Exercise directions: Edit the rows below so that every "nanodot" reads "nanoparticle", and keep all other text in them unchanged.

Supplied data:
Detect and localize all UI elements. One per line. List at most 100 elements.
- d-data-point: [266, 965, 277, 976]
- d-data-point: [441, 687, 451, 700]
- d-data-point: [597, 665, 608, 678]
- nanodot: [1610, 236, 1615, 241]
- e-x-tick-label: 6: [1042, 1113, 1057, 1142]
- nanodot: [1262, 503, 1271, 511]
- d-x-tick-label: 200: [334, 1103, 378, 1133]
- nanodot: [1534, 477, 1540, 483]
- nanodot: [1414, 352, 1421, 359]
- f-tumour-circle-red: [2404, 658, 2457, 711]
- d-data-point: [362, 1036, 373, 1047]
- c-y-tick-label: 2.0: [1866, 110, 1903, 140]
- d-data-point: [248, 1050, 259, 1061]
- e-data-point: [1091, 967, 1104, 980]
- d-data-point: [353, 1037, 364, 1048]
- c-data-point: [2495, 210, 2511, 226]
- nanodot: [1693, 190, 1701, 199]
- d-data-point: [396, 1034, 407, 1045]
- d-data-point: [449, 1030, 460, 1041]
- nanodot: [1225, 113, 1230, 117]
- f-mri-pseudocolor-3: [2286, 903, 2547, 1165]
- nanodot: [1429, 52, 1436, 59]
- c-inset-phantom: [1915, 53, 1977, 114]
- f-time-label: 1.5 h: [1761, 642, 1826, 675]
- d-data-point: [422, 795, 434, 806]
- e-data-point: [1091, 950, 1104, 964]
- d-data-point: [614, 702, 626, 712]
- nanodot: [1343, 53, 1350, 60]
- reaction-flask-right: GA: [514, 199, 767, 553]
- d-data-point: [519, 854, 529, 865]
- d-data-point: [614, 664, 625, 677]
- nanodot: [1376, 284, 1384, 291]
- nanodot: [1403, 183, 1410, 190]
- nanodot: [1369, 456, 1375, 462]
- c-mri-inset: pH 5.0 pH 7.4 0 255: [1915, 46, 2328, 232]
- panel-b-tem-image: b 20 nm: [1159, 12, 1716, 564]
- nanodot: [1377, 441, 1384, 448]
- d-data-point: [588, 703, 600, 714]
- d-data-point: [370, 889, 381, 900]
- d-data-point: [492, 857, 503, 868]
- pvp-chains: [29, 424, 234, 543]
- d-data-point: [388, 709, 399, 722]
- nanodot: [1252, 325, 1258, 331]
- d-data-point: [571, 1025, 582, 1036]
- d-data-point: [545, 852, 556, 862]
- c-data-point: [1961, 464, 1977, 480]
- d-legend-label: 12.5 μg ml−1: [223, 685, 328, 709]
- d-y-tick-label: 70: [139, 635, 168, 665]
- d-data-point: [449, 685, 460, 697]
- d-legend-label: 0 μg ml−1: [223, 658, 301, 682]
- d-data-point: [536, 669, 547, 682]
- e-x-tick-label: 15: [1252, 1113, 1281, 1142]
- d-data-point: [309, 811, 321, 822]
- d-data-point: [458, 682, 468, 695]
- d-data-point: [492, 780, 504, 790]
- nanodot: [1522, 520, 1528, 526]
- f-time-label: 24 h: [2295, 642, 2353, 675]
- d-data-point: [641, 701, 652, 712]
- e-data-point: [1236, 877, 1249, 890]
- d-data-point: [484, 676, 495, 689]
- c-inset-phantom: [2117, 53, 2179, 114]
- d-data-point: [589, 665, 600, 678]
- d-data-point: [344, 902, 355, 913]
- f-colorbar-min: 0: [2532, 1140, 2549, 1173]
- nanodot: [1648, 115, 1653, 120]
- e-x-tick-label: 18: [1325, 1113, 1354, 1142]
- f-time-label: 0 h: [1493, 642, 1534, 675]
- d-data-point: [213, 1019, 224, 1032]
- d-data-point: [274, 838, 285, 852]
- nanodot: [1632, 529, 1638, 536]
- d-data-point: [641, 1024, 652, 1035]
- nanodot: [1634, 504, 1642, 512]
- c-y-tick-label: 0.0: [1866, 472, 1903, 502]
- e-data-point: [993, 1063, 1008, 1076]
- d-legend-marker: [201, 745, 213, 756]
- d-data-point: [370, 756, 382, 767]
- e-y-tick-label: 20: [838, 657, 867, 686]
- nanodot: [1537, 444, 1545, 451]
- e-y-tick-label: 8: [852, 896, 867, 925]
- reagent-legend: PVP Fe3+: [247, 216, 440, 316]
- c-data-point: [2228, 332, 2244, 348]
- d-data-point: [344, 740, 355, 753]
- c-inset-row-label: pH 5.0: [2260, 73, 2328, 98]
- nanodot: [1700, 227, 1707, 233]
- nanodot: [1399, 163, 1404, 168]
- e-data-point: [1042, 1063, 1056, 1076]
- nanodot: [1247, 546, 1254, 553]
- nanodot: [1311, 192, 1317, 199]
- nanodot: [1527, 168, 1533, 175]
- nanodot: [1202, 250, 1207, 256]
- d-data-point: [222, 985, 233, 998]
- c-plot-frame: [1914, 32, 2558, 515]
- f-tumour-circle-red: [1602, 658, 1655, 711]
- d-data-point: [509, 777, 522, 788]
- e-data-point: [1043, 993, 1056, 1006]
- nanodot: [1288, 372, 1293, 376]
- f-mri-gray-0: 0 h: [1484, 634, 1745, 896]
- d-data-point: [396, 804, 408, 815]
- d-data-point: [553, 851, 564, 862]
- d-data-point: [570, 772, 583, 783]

Correct result:
Detect and localize all UI elements. One per line. List at most 100 elements.
- d-data-point: [266, 965, 277, 976]
- d-data-point: [441, 687, 451, 700]
- d-data-point: [597, 665, 608, 678]
- nanoparticle: [1610, 236, 1615, 241]
- e-x-tick-label: 6: [1042, 1113, 1057, 1142]
- nanoparticle: [1262, 503, 1271, 511]
- d-x-tick-label: 200: [334, 1103, 378, 1133]
- nanoparticle: [1534, 477, 1540, 483]
- nanoparticle: [1414, 352, 1421, 359]
- f-tumour-circle-red: [2404, 658, 2457, 711]
- d-data-point: [362, 1036, 373, 1047]
- c-y-tick-label: 2.0: [1866, 110, 1903, 140]
- d-data-point: [248, 1050, 259, 1061]
- e-data-point: [1091, 967, 1104, 980]
- d-data-point: [353, 1037, 364, 1048]
- c-data-point: [2495, 210, 2511, 226]
- nanoparticle: [1693, 190, 1701, 199]
- d-data-point: [396, 1034, 407, 1045]
- d-data-point: [449, 1030, 460, 1041]
- nanoparticle: [1225, 113, 1230, 117]
- f-mri-pseudocolor-3: [2286, 903, 2547, 1165]
- nanoparticle: [1429, 52, 1436, 59]
- c-inset-phantom: [1915, 53, 1977, 114]
- f-time-label: 1.5 h: [1761, 642, 1826, 675]
- d-data-point: [422, 795, 434, 806]
- e-data-point: [1091, 950, 1104, 964]
- d-data-point: [614, 702, 626, 712]
- nanoparticle: [1343, 53, 1350, 60]
- reaction-flask-right: GA: [514, 199, 767, 553]
- d-data-point: [519, 854, 529, 865]
- d-data-point: [614, 664, 625, 677]
- nanoparticle: [1376, 284, 1384, 291]
- nanoparticle: [1403, 183, 1410, 190]
- nanoparticle: [1369, 456, 1375, 462]
- c-mri-inset: pH 5.0 pH 7.4 0 255: [1915, 46, 2328, 232]
- panel-b-tem-image: b 20 nm: [1159, 12, 1716, 564]
- nanoparticle: [1377, 441, 1384, 448]
- d-data-point: [588, 703, 600, 714]
- d-data-point: [370, 889, 381, 900]
- d-data-point: [492, 857, 503, 868]
- pvp-chains: [29, 424, 234, 543]
- d-data-point: [388, 709, 399, 722]
- nanoparticle: [1252, 325, 1258, 331]
- d-data-point: [571, 1025, 582, 1036]
- d-data-point: [545, 852, 556, 862]
- c-data-point: [1961, 464, 1977, 480]
- d-legend-label: 12.5 μg ml−1: [223, 685, 328, 709]
- d-y-tick-label: 70: [139, 635, 168, 665]
- d-data-point: [449, 685, 460, 697]
- d-legend-label: 0 μg ml−1: [223, 658, 301, 682]
- d-data-point: [536, 669, 547, 682]
- e-x-tick-label: 15: [1252, 1113, 1281, 1142]
- d-data-point: [309, 811, 321, 822]
- d-data-point: [458, 682, 468, 695]
- d-data-point: [492, 780, 504, 790]
- nanoparticle: [1522, 520, 1528, 526]
- f-time-label: 24 h: [2295, 642, 2353, 675]
- d-data-point: [641, 701, 652, 712]
- e-data-point: [1236, 877, 1249, 890]
- d-data-point: [484, 676, 495, 689]
- c-inset-phantom: [2117, 53, 2179, 114]
- d-data-point: [589, 665, 600, 678]
- d-data-point: [344, 902, 355, 913]
- f-colorbar-min: 0: [2532, 1140, 2549, 1173]
- nanoparticle: [1648, 115, 1653, 120]
- e-x-tick-label: 18: [1325, 1113, 1354, 1142]
- f-time-label: 0 h: [1493, 642, 1534, 675]
- d-data-point: [213, 1019, 224, 1032]
- d-data-point: [274, 838, 285, 852]
- nanoparticle: [1632, 529, 1638, 536]
- d-data-point: [641, 1024, 652, 1035]
- nanoparticle: [1634, 504, 1642, 512]
- c-y-tick-label: 0.0: [1866, 472, 1903, 502]
- e-data-point: [993, 1063, 1008, 1076]
- d-legend-marker: [201, 745, 213, 756]
- d-data-point: [370, 756, 382, 767]
- e-y-tick-label: 20: [838, 657, 867, 686]
- nanoparticle: [1537, 444, 1545, 451]
- e-y-tick-label: 8: [852, 896, 867, 925]
- reagent-legend: PVP Fe3+: [247, 216, 440, 316]
- c-data-point: [2228, 332, 2244, 348]
- d-data-point: [344, 740, 355, 753]
- c-inset-row-label: pH 5.0: [2260, 73, 2328, 98]
- nanoparticle: [1700, 227, 1707, 233]
- nanoparticle: [1399, 163, 1404, 168]
- e-data-point: [1042, 1063, 1056, 1076]
- nanoparticle: [1247, 546, 1254, 553]
- nanoparticle: [1311, 192, 1317, 199]
- nanoparticle: [1527, 168, 1533, 175]
- nanoparticle: [1202, 250, 1207, 256]
- d-data-point: [222, 985, 233, 998]
- c-plot-frame: [1914, 32, 2558, 515]
- f-tumour-circle-red: [1602, 658, 1655, 711]
- d-data-point: [509, 777, 522, 788]
- e-data-point: [1043, 993, 1056, 1006]
- nanoparticle: [1288, 372, 1293, 376]
- f-mri-gray-0: 0 h: [1484, 634, 1745, 896]
- d-data-point: [396, 804, 408, 815]
- d-data-point: [553, 851, 564, 862]
- d-data-point: [570, 772, 583, 783]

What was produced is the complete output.